=== What you have to do ===
When a line in the entries below contains the word "totally", copy that line.

=== Collected data entries ===

################

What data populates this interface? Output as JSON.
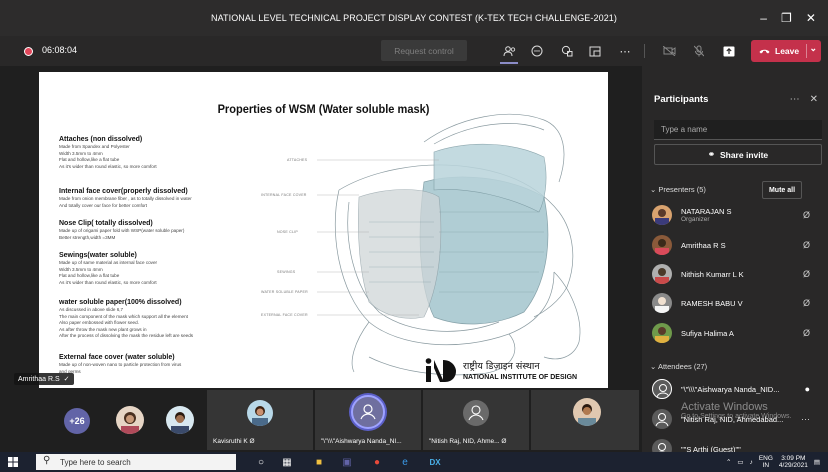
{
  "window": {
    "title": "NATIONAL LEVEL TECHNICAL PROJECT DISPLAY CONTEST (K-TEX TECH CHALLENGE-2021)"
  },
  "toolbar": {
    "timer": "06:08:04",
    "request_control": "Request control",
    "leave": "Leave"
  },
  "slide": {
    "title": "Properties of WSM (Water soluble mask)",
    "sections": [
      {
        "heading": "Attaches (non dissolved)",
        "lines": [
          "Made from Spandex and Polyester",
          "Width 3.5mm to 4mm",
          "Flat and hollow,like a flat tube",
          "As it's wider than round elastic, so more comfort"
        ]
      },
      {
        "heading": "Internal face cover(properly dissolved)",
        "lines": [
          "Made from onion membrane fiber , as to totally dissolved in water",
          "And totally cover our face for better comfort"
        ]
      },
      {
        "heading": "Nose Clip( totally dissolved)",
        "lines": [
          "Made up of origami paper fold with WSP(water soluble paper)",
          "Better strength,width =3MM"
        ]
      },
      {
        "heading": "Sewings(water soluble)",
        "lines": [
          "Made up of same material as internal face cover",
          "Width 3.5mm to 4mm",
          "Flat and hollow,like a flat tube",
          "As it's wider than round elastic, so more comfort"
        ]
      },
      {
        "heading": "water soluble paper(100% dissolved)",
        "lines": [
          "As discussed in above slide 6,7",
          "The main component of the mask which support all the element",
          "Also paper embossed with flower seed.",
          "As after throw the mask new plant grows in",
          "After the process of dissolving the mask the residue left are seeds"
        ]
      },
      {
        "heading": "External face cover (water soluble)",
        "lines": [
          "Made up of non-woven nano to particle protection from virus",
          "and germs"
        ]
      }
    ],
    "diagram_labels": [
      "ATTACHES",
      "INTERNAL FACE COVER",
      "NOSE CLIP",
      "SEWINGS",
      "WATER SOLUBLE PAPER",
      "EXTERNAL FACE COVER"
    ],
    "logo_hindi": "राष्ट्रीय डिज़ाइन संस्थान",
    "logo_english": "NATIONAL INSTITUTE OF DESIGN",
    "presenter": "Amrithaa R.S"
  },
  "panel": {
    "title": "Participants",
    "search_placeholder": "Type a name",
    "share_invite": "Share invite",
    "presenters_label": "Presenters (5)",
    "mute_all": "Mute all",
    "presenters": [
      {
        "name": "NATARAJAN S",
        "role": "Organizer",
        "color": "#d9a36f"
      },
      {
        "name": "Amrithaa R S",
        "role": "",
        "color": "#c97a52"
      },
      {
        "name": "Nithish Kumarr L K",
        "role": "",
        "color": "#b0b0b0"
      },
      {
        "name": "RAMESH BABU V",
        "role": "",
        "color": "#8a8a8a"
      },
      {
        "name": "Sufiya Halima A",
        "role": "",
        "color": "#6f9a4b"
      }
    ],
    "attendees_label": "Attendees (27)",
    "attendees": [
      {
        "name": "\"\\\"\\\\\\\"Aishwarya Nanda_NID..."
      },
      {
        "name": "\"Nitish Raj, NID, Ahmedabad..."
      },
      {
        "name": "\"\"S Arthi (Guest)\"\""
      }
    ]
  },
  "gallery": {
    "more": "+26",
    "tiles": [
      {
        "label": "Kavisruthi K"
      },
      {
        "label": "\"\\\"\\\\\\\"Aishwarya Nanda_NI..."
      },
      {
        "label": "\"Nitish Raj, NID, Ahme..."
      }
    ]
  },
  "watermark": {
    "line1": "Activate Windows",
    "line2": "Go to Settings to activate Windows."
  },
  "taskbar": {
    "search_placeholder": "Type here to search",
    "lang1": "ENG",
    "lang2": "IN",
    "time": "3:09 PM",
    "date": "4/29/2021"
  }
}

################

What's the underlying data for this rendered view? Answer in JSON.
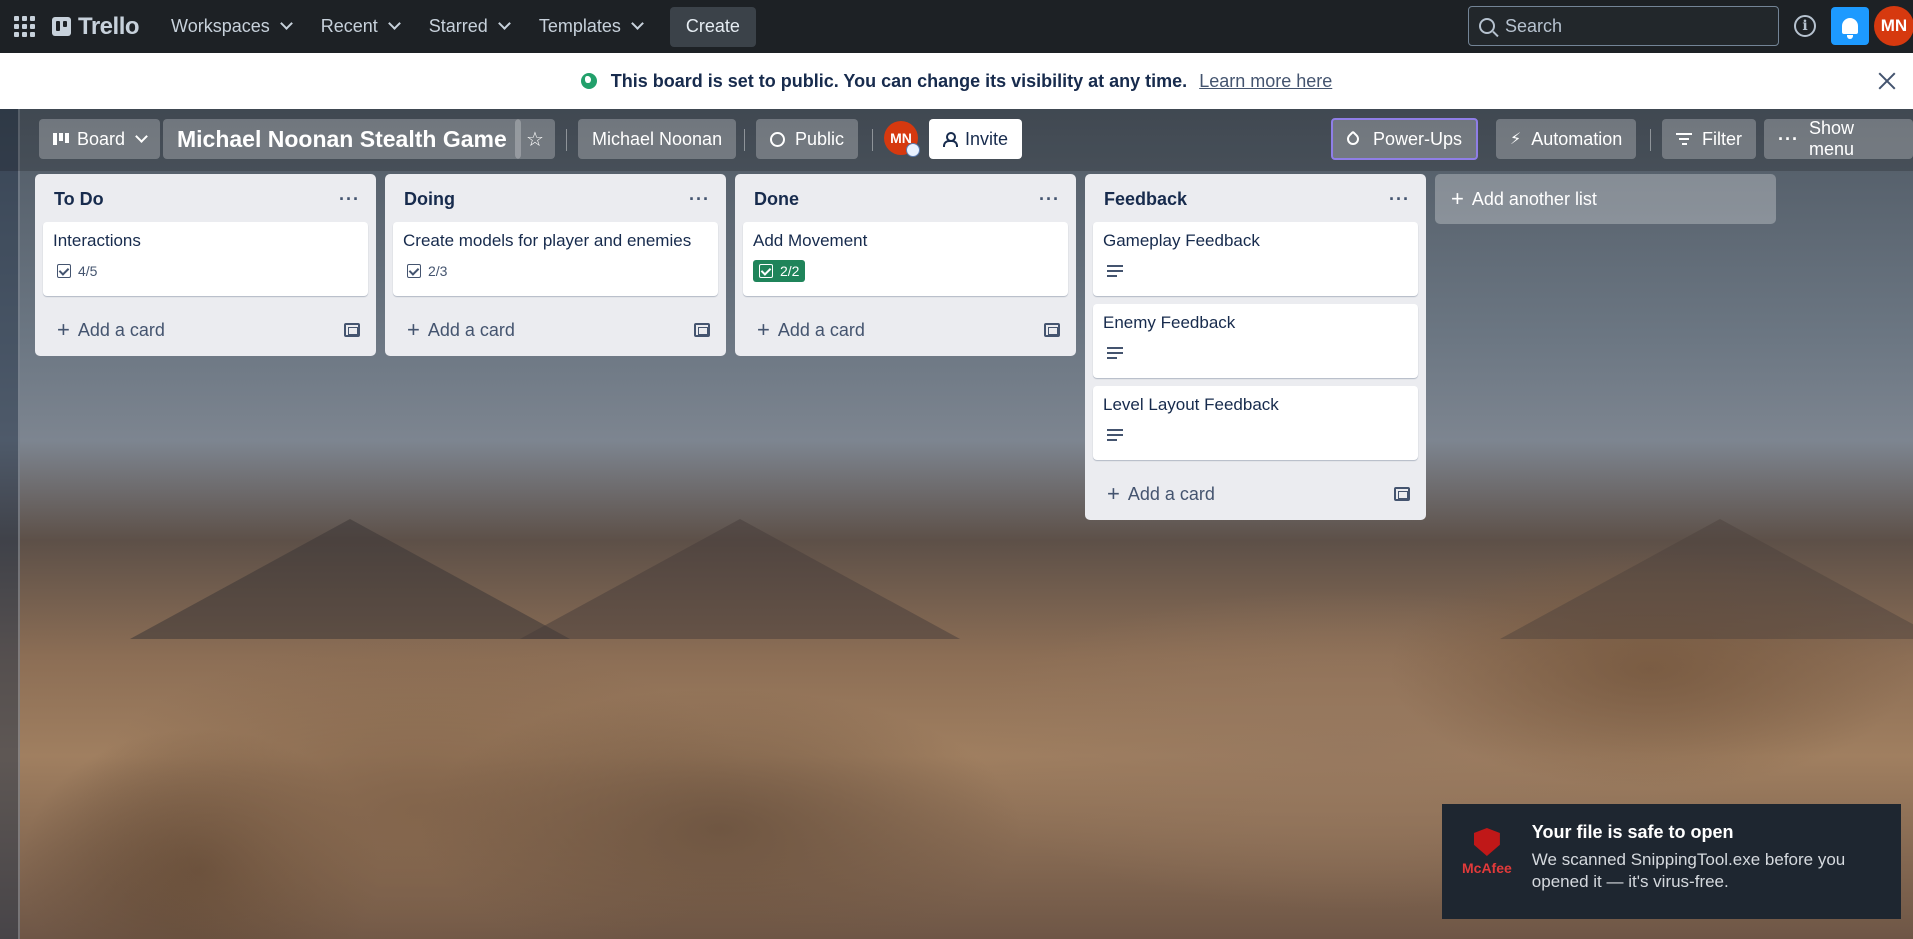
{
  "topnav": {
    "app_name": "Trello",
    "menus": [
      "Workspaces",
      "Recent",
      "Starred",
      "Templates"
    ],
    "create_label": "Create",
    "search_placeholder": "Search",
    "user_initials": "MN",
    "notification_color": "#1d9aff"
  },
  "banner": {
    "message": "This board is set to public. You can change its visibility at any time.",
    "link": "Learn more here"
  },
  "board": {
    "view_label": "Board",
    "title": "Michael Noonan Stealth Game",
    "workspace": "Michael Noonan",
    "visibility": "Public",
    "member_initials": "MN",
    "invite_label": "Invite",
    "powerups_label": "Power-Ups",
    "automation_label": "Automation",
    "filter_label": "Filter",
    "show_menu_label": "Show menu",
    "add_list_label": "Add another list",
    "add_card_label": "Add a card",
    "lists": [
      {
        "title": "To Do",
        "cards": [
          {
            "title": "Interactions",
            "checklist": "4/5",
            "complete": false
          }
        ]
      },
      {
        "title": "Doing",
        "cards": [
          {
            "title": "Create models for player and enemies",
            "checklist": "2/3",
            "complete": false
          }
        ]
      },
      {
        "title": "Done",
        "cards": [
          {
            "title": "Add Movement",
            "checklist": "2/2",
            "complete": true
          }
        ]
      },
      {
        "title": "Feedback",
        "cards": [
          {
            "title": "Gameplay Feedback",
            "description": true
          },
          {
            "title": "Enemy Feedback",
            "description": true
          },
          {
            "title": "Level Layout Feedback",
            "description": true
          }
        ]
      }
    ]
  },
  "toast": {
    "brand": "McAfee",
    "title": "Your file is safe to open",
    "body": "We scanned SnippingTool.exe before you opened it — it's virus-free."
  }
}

################

=== Worked solution ===
          "Made from onion membrane fiber , as to totally dissolved in water",
          "And totally cover our face for better comfort"
        "heading": "Nose Clip( totally dissolved)",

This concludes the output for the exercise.